[SET TASK]: Transcribe the material in full. Nothing should differ except that the pictures are left out.

....

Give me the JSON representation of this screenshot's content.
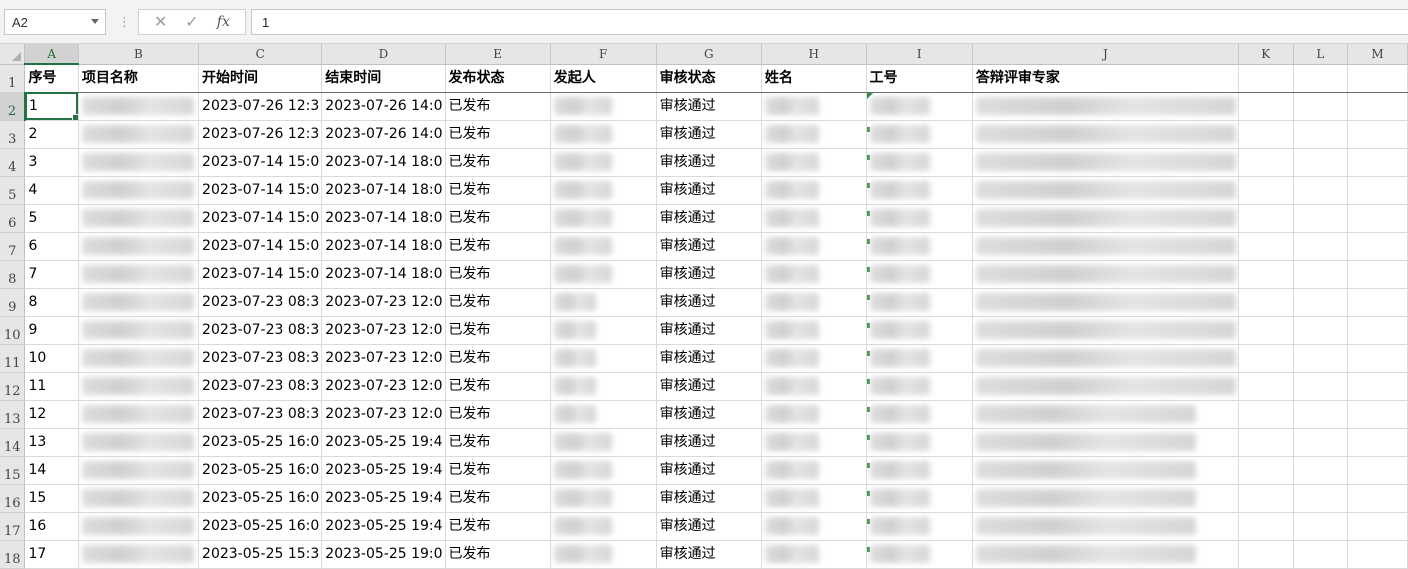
{
  "formula_bar": {
    "name_box": "A2",
    "cancel_icon": "✕",
    "enter_icon": "✓",
    "fx_label": "fx",
    "formula_value": "1"
  },
  "columns": [
    "A",
    "B",
    "C",
    "D",
    "E",
    "F",
    "G",
    "H",
    "I",
    "J",
    "K",
    "L",
    "M"
  ],
  "header_row": {
    "row_number": "1",
    "cells": [
      "序号",
      "项目名称",
      "开始时间",
      "结束时间",
      "发布状态",
      "发起人",
      "审核状态",
      "姓名",
      "工号",
      "答辩评审专家",
      "",
      "",
      ""
    ]
  },
  "rows": [
    {
      "row_number": "2",
      "seq": "1",
      "start": "2023-07-26 12:3",
      "end": "2023-07-26 14:0",
      "publish": "已发布",
      "review": "审核通过"
    },
    {
      "row_number": "3",
      "seq": "2",
      "start": "2023-07-26 12:3",
      "end": "2023-07-26 14:0",
      "publish": "已发布",
      "review": "审核通过"
    },
    {
      "row_number": "4",
      "seq": "3",
      "start": "2023-07-14 15:0",
      "end": "2023-07-14 18:0",
      "publish": "已发布",
      "review": "审核通过"
    },
    {
      "row_number": "5",
      "seq": "4",
      "start": "2023-07-14 15:0",
      "end": "2023-07-14 18:0",
      "publish": "已发布",
      "review": "审核通过"
    },
    {
      "row_number": "6",
      "seq": "5",
      "start": "2023-07-14 15:0",
      "end": "2023-07-14 18:0",
      "publish": "已发布",
      "review": "审核通过"
    },
    {
      "row_number": "7",
      "seq": "6",
      "start": "2023-07-14 15:0",
      "end": "2023-07-14 18:0",
      "publish": "已发布",
      "review": "审核通过"
    },
    {
      "row_number": "8",
      "seq": "7",
      "start": "2023-07-14 15:0",
      "end": "2023-07-14 18:0",
      "publish": "已发布",
      "review": "审核通过"
    },
    {
      "row_number": "9",
      "seq": "8",
      "start": "2023-07-23 08:3",
      "end": "2023-07-23 12:0",
      "publish": "已发布",
      "review": "审核通过"
    },
    {
      "row_number": "10",
      "seq": "9",
      "start": "2023-07-23 08:3",
      "end": "2023-07-23 12:0",
      "publish": "已发布",
      "review": "审核通过"
    },
    {
      "row_number": "11",
      "seq": "10",
      "start": "2023-07-23 08:3",
      "end": "2023-07-23 12:0",
      "publish": "已发布",
      "review": "审核通过"
    },
    {
      "row_number": "12",
      "seq": "11",
      "start": "2023-07-23 08:3",
      "end": "2023-07-23 12:0",
      "publish": "已发布",
      "review": "审核通过"
    },
    {
      "row_number": "13",
      "seq": "12",
      "start": "2023-07-23 08:3",
      "end": "2023-07-23 12:0",
      "publish": "已发布",
      "review": "审核通过"
    },
    {
      "row_number": "14",
      "seq": "13",
      "start": "2023-05-25 16:0",
      "end": "2023-05-25 19:4",
      "publish": "已发布",
      "review": "审核通过"
    },
    {
      "row_number": "15",
      "seq": "14",
      "start": "2023-05-25 16:0",
      "end": "2023-05-25 19:4",
      "publish": "已发布",
      "review": "审核通过"
    },
    {
      "row_number": "16",
      "seq": "15",
      "start": "2023-05-25 16:0",
      "end": "2023-05-25 19:4",
      "publish": "已发布",
      "review": "审核通过"
    },
    {
      "row_number": "17",
      "seq": "16",
      "start": "2023-05-25 16:0",
      "end": "2023-05-25 19:4",
      "publish": "已发布",
      "review": "审核通过"
    },
    {
      "row_number": "18",
      "seq": "17",
      "start": "2023-05-25 15:3",
      "end": "2023-05-25 19:0",
      "publish": "已发布",
      "review": "审核通过"
    }
  ],
  "colors": {
    "accent": "#217346",
    "header_bg": "#e6e6e6",
    "gridline": "#dadada"
  }
}
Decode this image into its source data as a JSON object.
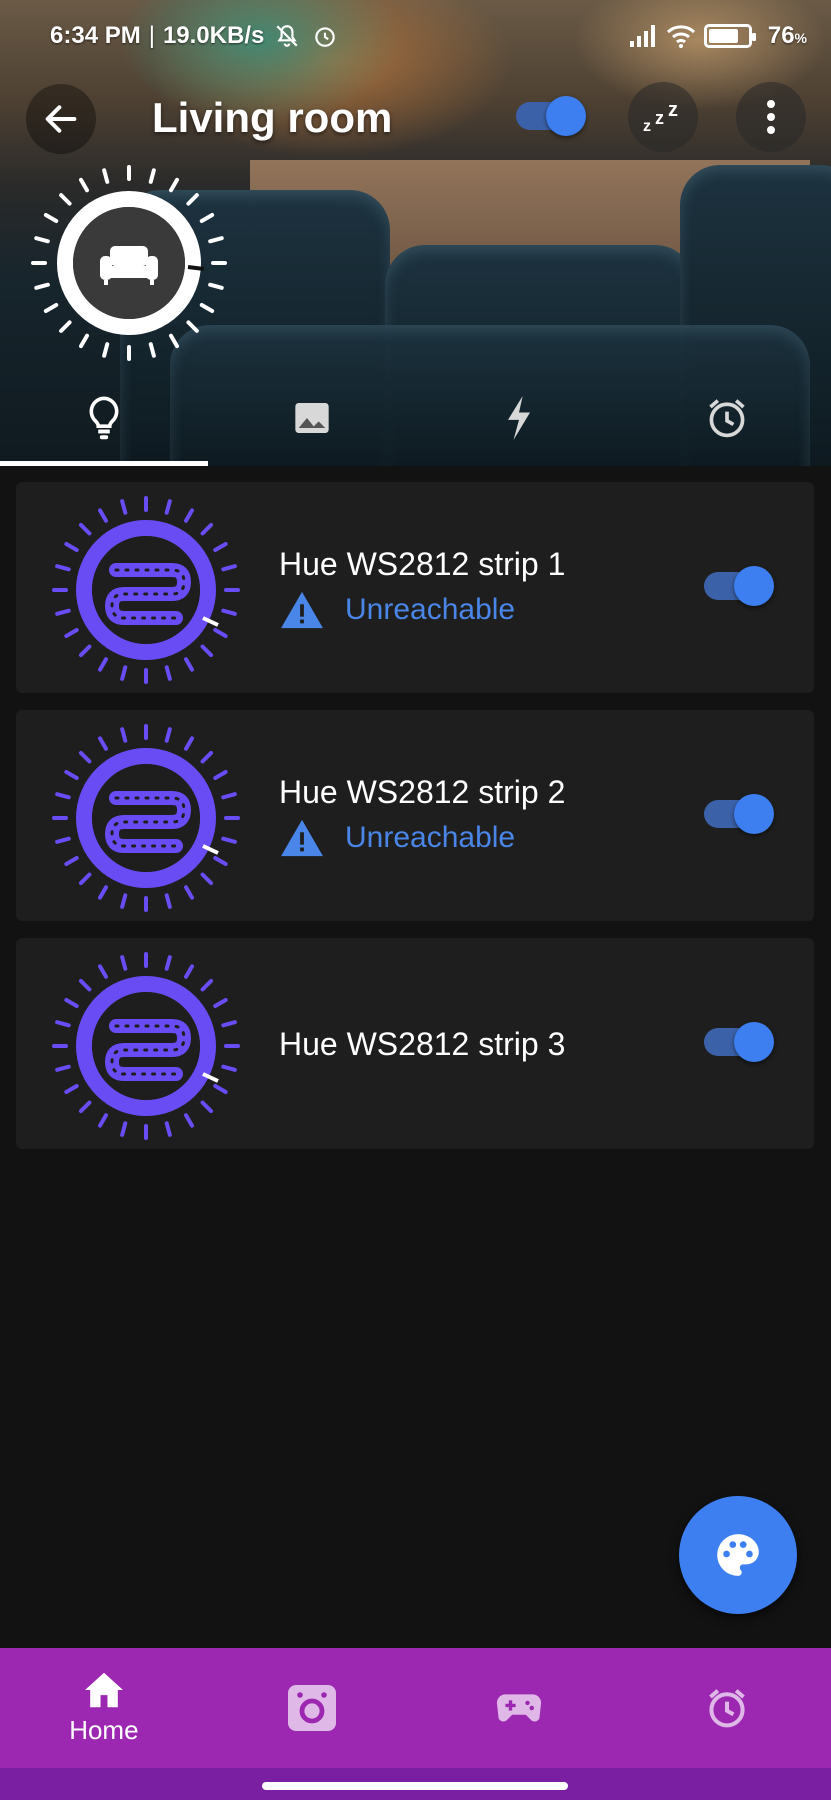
{
  "status_bar": {
    "time": "6:34 PM",
    "separator": "|",
    "speed": "19.0KB/s",
    "battery_percent": "76",
    "battery_unit": "%",
    "battery_level": 0.76,
    "icons": [
      "mute-bell-icon",
      "alarm-icon",
      "signal-icon",
      "wifi-icon",
      "battery-icon"
    ]
  },
  "header": {
    "title": "Living room",
    "room_icon": "sofa-icon",
    "group_on": true,
    "buttons": [
      "back-arrow-icon",
      "sleep-zzz-icon",
      "more-vert-icon"
    ]
  },
  "tabs": [
    {
      "icon": "lightbulb-icon",
      "active": true
    },
    {
      "icon": "image-icon",
      "active": false
    },
    {
      "icon": "flash-icon",
      "active": false
    },
    {
      "icon": "alarm-icon",
      "active": false
    }
  ],
  "lights": [
    {
      "name": "Hue WS2812 strip 1",
      "status": "Unreachable",
      "on": true,
      "icon": "light-strip-icon"
    },
    {
      "name": "Hue WS2812 strip 2",
      "status": "Unreachable",
      "on": true,
      "icon": "light-strip-icon"
    },
    {
      "name": "Hue WS2812 strip 3",
      "status": "",
      "on": true,
      "icon": "light-strip-icon"
    }
  ],
  "fab": {
    "icon": "palette-icon"
  },
  "bottom_nav": [
    {
      "label": "Home",
      "icon": "home-icon",
      "active": true
    },
    {
      "label": "",
      "icon": "camera-icon",
      "active": false
    },
    {
      "label": "",
      "icon": "gamepad-icon",
      "active": false
    },
    {
      "label": "",
      "icon": "alarm-icon",
      "active": false
    }
  ],
  "colors": {
    "accent": "#3d7ff0",
    "light_ring": "#6a4cf5",
    "warning_text": "#4a86e8",
    "nav_bg": "#9c27b0",
    "card_bg": "#1e1e1e",
    "page_bg": "#121212"
  }
}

....

[TASK OUTPUT]:
Give me the JSON representation of this screenshot's content.
{
  "formula_bar": {
    "name_box": "A2",
    "cancel_icon": "✕",
    "enter_icon": "✓",
    "fx_label": "fx",
    "formula_value": "1"
  },
  "columns": [
    "A",
    "B",
    "C",
    "D",
    "E",
    "F",
    "G",
    "H",
    "I",
    "J",
    "K",
    "L",
    "M"
  ],
  "header_row": {
    "row_number": "1",
    "cells": [
      "序号",
      "项目名称",
      "开始时间",
      "结束时间",
      "发布状态",
      "发起人",
      "审核状态",
      "姓名",
      "工号",
      "答辩评审专家",
      "",
      "",
      ""
    ]
  },
  "rows": [
    {
      "row_number": "2",
      "seq": "1",
      "start": "2023-07-26 12:3",
      "end": "2023-07-26 14:0",
      "publish": "已发布",
      "review": "审核通过"
    },
    {
      "row_number": "3",
      "seq": "2",
      "start": "2023-07-26 12:3",
      "end": "2023-07-26 14:0",
      "publish": "已发布",
      "review": "审核通过"
    },
    {
      "row_number": "4",
      "seq": "3",
      "start": "2023-07-14 15:0",
      "end": "2023-07-14 18:0",
      "publish": "已发布",
      "review": "审核通过"
    },
    {
      "row_number": "5",
      "seq": "4",
      "start": "2023-07-14 15:0",
      "end": "2023-07-14 18:0",
      "publish": "已发布",
      "review": "审核通过"
    },
    {
      "row_number": "6",
      "seq": "5",
      "start": "2023-07-14 15:0",
      "end": "2023-07-14 18:0",
      "publish": "已发布",
      "review": "审核通过"
    },
    {
      "row_number": "7",
      "seq": "6",
      "start": "2023-07-14 15:0",
      "end": "2023-07-14 18:0",
      "publish": "已发布",
      "review": "审核通过"
    },
    {
      "row_number": "8",
      "seq": "7",
      "start": "2023-07-14 15:0",
      "end": "2023-07-14 18:0",
      "publish": "已发布",
      "review": "审核通过"
    },
    {
      "row_number": "9",
      "seq": "8",
      "start": "2023-07-23 08:3",
      "end": "2023-07-23 12:0",
      "publish": "已发布",
      "review": "审核通过"
    },
    {
      "row_number": "10",
      "seq": "9",
      "start": "2023-07-23 08:3",
      "end": "2023-07-23 12:0",
      "publish": "已发布",
      "review": "审核通过"
    },
    {
      "row_number": "11",
      "seq": "10",
      "start": "2023-07-23 08:3",
      "end": "2023-07-23 12:0",
      "publish": "已发布",
      "review": "审核通过"
    },
    {
      "row_number": "12",
      "seq": "11",
      "start": "2023-07-23 08:3",
      "end": "2023-07-23 12:0",
      "publish": "已发布",
      "review": "审核通过"
    },
    {
      "row_number": "13",
      "seq": "12",
      "start": "2023-07-23 08:3",
      "end": "2023-07-23 12:0",
      "publish": "已发布",
      "review": "审核通过"
    },
    {
      "row_number": "14",
      "seq": "13",
      "start": "2023-05-25 16:0",
      "end": "2023-05-25 19:4",
      "publish": "已发布",
      "review": "审核通过"
    },
    {
      "row_number": "15",
      "seq": "14",
      "start": "2023-05-25 16:0",
      "end": "2023-05-25 19:4",
      "publish": "已发布",
      "review": "审核通过"
    },
    {
      "row_number": "16",
      "seq": "15",
      "start": "2023-05-25 16:0",
      "end": "2023-05-25 19:4",
      "publish": "已发布",
      "review": "审核通过"
    },
    {
      "row_number": "17",
      "seq": "16",
      "start": "2023-05-25 16:0",
      "end": "2023-05-25 19:4",
      "publish": "已发布",
      "review": "审核通过"
    },
    {
      "row_number": "18",
      "seq": "17",
      "start": "2023-05-25 15:3",
      "end": "2023-05-25 19:0",
      "publish": "已发布",
      "review": "审核通过"
    }
  ],
  "colors": {
    "accent": "#217346",
    "header_bg": "#e6e6e6",
    "gridline": "#dadada"
  }
}
Decode this image into its source data as a JSON object.
{
  "status_bar": {
    "time": "6:34 PM",
    "separator": "|",
    "speed": "19.0KB/s",
    "battery_percent": "76",
    "battery_unit": "%",
    "battery_level": 0.76,
    "icons": [
      "mute-bell-icon",
      "alarm-icon",
      "signal-icon",
      "wifi-icon",
      "battery-icon"
    ]
  },
  "header": {
    "title": "Living room",
    "room_icon": "sofa-icon",
    "group_on": true,
    "buttons": [
      "back-arrow-icon",
      "sleep-zzz-icon",
      "more-vert-icon"
    ]
  },
  "tabs": [
    {
      "icon": "lightbulb-icon",
      "active": true
    },
    {
      "icon": "image-icon",
      "active": false
    },
    {
      "icon": "flash-icon",
      "active": false
    },
    {
      "icon": "alarm-icon",
      "active": false
    }
  ],
  "lights": [
    {
      "name": "Hue WS2812 strip 1",
      "status": "Unreachable",
      "on": true,
      "icon": "light-strip-icon"
    },
    {
      "name": "Hue WS2812 strip 2",
      "status": "Unreachable",
      "on": true,
      "icon": "light-strip-icon"
    },
    {
      "name": "Hue WS2812 strip 3",
      "status": "",
      "on": true,
      "icon": "light-strip-icon"
    }
  ],
  "fab": {
    "icon": "palette-icon"
  },
  "bottom_nav": [
    {
      "label": "Home",
      "icon": "home-icon",
      "active": true
    },
    {
      "label": "",
      "icon": "camera-icon",
      "active": false
    },
    {
      "label": "",
      "icon": "gamepad-icon",
      "active": false
    },
    {
      "label": "",
      "icon": "alarm-icon",
      "active": false
    }
  ],
  "colors": {
    "accent": "#3d7ff0",
    "light_ring": "#6a4cf5",
    "warning_text": "#4a86e8",
    "nav_bg": "#9c27b0",
    "card_bg": "#1e1e1e",
    "page_bg": "#121212"
  }
}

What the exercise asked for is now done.